__What is required__:
Copy each line exactly.

__Given records__:
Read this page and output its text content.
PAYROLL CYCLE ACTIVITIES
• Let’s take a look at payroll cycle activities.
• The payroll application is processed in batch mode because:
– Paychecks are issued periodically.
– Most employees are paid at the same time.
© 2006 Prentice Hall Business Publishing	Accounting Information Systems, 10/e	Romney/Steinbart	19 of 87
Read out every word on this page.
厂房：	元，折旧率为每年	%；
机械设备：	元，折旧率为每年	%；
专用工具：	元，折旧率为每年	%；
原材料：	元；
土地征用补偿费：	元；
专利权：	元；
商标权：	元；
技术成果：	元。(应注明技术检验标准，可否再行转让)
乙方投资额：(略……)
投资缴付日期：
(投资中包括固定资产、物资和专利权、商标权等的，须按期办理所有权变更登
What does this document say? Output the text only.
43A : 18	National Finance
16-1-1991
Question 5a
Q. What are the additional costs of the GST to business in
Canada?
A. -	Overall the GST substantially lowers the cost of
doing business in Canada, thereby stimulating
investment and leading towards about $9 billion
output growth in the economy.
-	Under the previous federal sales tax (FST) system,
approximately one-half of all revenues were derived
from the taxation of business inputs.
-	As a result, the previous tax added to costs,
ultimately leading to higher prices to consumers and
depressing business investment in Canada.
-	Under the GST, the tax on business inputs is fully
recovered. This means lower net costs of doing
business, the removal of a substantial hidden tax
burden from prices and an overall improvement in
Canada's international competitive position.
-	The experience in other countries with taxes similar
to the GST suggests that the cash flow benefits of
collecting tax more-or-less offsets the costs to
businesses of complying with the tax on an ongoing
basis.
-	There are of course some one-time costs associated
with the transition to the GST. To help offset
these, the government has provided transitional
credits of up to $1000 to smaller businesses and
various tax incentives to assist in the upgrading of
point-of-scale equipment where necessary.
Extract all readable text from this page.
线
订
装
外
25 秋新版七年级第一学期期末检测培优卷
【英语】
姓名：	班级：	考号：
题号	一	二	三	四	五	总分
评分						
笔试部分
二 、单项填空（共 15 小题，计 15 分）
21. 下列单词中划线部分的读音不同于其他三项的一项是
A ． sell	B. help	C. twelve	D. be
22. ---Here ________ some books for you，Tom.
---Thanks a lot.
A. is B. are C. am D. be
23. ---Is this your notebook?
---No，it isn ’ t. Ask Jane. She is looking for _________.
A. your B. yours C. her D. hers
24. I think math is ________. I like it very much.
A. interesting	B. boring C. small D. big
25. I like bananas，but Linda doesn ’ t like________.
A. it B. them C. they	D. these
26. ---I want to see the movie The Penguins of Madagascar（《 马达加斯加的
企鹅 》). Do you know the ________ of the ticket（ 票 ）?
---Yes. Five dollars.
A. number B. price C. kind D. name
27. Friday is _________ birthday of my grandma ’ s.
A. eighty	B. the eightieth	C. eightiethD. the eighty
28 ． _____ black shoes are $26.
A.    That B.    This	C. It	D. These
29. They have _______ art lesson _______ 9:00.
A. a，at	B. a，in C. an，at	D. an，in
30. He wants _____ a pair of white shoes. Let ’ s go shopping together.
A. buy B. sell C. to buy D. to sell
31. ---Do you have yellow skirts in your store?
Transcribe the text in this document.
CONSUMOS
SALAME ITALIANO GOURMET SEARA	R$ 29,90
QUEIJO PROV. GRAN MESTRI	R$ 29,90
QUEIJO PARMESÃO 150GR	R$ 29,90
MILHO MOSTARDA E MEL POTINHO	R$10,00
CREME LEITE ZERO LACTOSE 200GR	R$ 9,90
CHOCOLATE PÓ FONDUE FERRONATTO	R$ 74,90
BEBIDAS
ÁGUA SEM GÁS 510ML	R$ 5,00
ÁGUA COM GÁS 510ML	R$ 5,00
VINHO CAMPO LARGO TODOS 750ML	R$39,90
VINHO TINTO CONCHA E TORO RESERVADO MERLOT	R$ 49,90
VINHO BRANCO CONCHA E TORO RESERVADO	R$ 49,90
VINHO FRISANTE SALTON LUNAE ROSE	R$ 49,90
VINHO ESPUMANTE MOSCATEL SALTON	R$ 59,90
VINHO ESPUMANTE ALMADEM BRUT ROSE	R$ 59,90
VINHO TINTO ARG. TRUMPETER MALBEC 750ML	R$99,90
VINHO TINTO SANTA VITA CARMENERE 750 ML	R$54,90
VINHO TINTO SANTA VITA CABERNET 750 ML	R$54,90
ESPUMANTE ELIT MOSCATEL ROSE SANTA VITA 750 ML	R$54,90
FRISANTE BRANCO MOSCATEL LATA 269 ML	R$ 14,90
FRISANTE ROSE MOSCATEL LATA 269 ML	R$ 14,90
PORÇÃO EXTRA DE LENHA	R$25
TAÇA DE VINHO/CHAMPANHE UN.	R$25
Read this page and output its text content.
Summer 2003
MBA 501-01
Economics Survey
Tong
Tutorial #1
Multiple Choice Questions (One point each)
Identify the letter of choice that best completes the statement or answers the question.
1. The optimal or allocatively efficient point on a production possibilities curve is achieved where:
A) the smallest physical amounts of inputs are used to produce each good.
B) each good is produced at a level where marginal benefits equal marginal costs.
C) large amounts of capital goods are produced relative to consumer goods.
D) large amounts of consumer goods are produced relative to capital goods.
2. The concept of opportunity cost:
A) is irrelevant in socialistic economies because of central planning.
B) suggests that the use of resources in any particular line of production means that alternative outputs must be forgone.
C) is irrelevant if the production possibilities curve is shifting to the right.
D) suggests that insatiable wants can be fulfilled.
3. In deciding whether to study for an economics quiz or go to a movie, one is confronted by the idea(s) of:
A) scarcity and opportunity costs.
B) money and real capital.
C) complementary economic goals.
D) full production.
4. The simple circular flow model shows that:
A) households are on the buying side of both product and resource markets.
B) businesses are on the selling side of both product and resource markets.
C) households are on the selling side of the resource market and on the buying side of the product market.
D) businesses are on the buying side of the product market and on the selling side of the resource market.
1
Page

__Exercise answer__:
Read this page and output its text content.
PAYROLL CYCLE ACTIVITIES
• Let’s take a look at payroll cycle activities.
• The payroll application is processed in batch mode because:
– Paychecks are issued periodically.
– Most employees are paid at the same time.
© 2006 Prentice Hall Business Publishing	Accounting Information Systems, 10/e	Romney/Steinbart	19 of 87
Read out every word on this page.
厂房：	元，折旧率为每年	%；
机械设备：	元，折旧率为每年	%；
专用工具：	元，折旧率为每年	%；
原材料：	元；
土地征用补偿费：	元；
专利权：	元；
商标权：	元；
技术成果：	元。(应注明技术检验标准，可否再行转让)
乙方投资额：(略……)
投资缴付日期：
(投资中包括固定资产、物资和专利权、商标权等的，须按期办理所有权变更登
What does this document say? Output the text only.
43A : 18	National Finance
16-1-1991
Question 5a
Q. What are the additional costs of the GST to business in
Canada?
A. -	Overall the GST substantially lowers the cost of
doing business in Canada, thereby stimulating
investment and leading towards about $9 billion
output growth in the economy.
-	Under the previous federal sales tax (FST) system,
approximately one-half of all revenues were derived
from the taxation of business inputs.
-	As a result, the previous tax added to costs,
ultimately leading to higher prices to consumers and
depressing business investment in Canada.
-	Under the GST, the tax on business inputs is fully
recovered. This means lower net costs of doing
business, the removal of a substantial hidden tax
burden from prices and an overall improvement in
Canada's international competitive position.
-	The experience in other countries with taxes similar
to the GST suggests that the cash flow benefits of
collecting tax more-or-less offsets the costs to
businesses of complying with the tax on an ongoing
basis.
-	There are of course some one-time costs associated
with the transition to the GST. To help offset
these, the government has provided transitional
credits of up to $1000 to smaller businesses and
various tax incentives to assist in the upgrading of
point-of-scale equipment where necessary.
Extract all readable text from this page.
线
订
装
外
25 秋新版七年级第一学期期末检测培优卷
【英语】
姓名：	班级：	考号：
题号	一	二	三	四	五	总分
评分						
笔试部分
二 、单项填空（共 15 小题，计 15 分）
21. 下列单词中划线部分的读音不同于其他三项的一项是
A ． sell	B. help	C. twelve	D. be
22. ---Here ________ some books for you，Tom.
---Thanks a lot.
A. is B. are C. am D. be
23. ---Is this your notebook?
---No，it isn ’ t. Ask Jane. She is looking for _________.
A. your B. yours C. her D. hers
24. I think math is ________. I like it very much.
A. interesting	B. boring C. small D. big
25. I like bananas，but Linda doesn ’ t like________.
A. it B. them C. they	D. these
26. ---I want to see the movie The Penguins of Madagascar（《 马达加斯加的
企鹅 》). Do you know the ________ of the ticket（ 票 ）?
---Yes. Five dollars.
A. number B. price C. kind D. name
27. Friday is _________ birthday of my grandma ’ s.
A. eighty	B. the eightieth	C. eightiethD. the eighty
28 ． _____ black shoes are $26.
A.    That B.    This	C. It	D. These
29. They have _______ art lesson _______ 9:00.
A. a，at	B. a，in C. an，at	D. an，in
30. He wants _____ a pair of white shoes. Let ’ s go shopping together.
A. buy B. sell C. to buy D. to sell
31. ---Do you have yellow skirts in your store?
Transcribe the text in this document.
CONSUMOS
SALAME ITALIANO GOURMET SEARA	R$ 29,90
QUEIJO PROV. GRAN MESTRI	R$ 29,90
QUEIJO PARMESÃO 150GR	R$ 29,90
MILHO MOSTARDA E MEL POTINHO	R$10,00
CREME LEITE ZERO LACTOSE 200GR	R$ 9,90
CHOCOLATE PÓ FONDUE FERRONATTO	R$ 74,90
BEBIDAS
ÁGUA SEM GÁS 510ML	R$ 5,00
ÁGUA COM GÁS 510ML	R$ 5,00
VINHO CAMPO LARGO TODOS 750ML	R$39,90
VINHO TINTO CONCHA E TORO RESERVADO MERLOT	R$ 49,90
VINHO BRANCO CONCHA E TORO RESERVADO	R$ 49,90
VINHO FRISANTE SALTON LUNAE ROSE	R$ 49,90
VINHO ESPUMANTE MOSCATEL SALTON	R$ 59,90
VINHO ESPUMANTE ALMADEM BRUT ROSE	R$ 59,90
VINHO TINTO ARG. TRUMPETER MALBEC 750ML	R$99,90
VINHO TINTO SANTA VITA CARMENERE 750 ML	R$54,90
VINHO TINTO SANTA VITA CABERNET 750 ML	R$54,90
ESPUMANTE ELIT MOSCATEL ROSE SANTA VITA 750 ML	R$54,90
FRISANTE BRANCO MOSCATEL LATA 269 ML	R$ 14,90
FRISANTE ROSE MOSCATEL LATA 269 ML	R$ 14,90
PORÇÃO EXTRA DE LENHA	R$25
TAÇA DE VINHO/CHAMPANHE UN.	R$25
Read this page and output its text content.
Summer 2003
MBA 501-01
Economics Survey
Tong
Tutorial #1
Multiple Choice Questions (One point each)
Identify the letter of choice that best completes the statement or answers the question.
1. The optimal or allocatively efficient point on a production possibilities curve is achieved where:
A) the smallest physical amounts of inputs are used to produce each good.
B) each good is produced at a level where marginal benefits equal marginal costs.
C) large amounts of capital goods are produced relative to consumer goods.
D) large amounts of consumer goods are produced relative to capital goods.
2. The concept of opportunity cost:
A) is irrelevant in socialistic economies because of central planning.
B) suggests that the use of resources in any particular line of production means that alternative outputs must be forgone.
C) is irrelevant if the production possibilities curve is shifting to the right.
D) suggests that insatiable wants can be fulfilled.
3. In deciding whether to study for an economics quiz or go to a movie, one is confronted by the idea(s) of:
A) scarcity and opportunity costs.
B) money and real capital.
C) complementary economic goals.
D) full production.
4. The simple circular flow model shows that:
A) households are on the buying side of both product and resource markets.
B) businesses are on the selling side of both product and resource markets.
C) households are on the selling side of the resource market and on the buying side of the product market.
D) businesses are on the buying side of the product market and on the selling side of the resource market.
1
Page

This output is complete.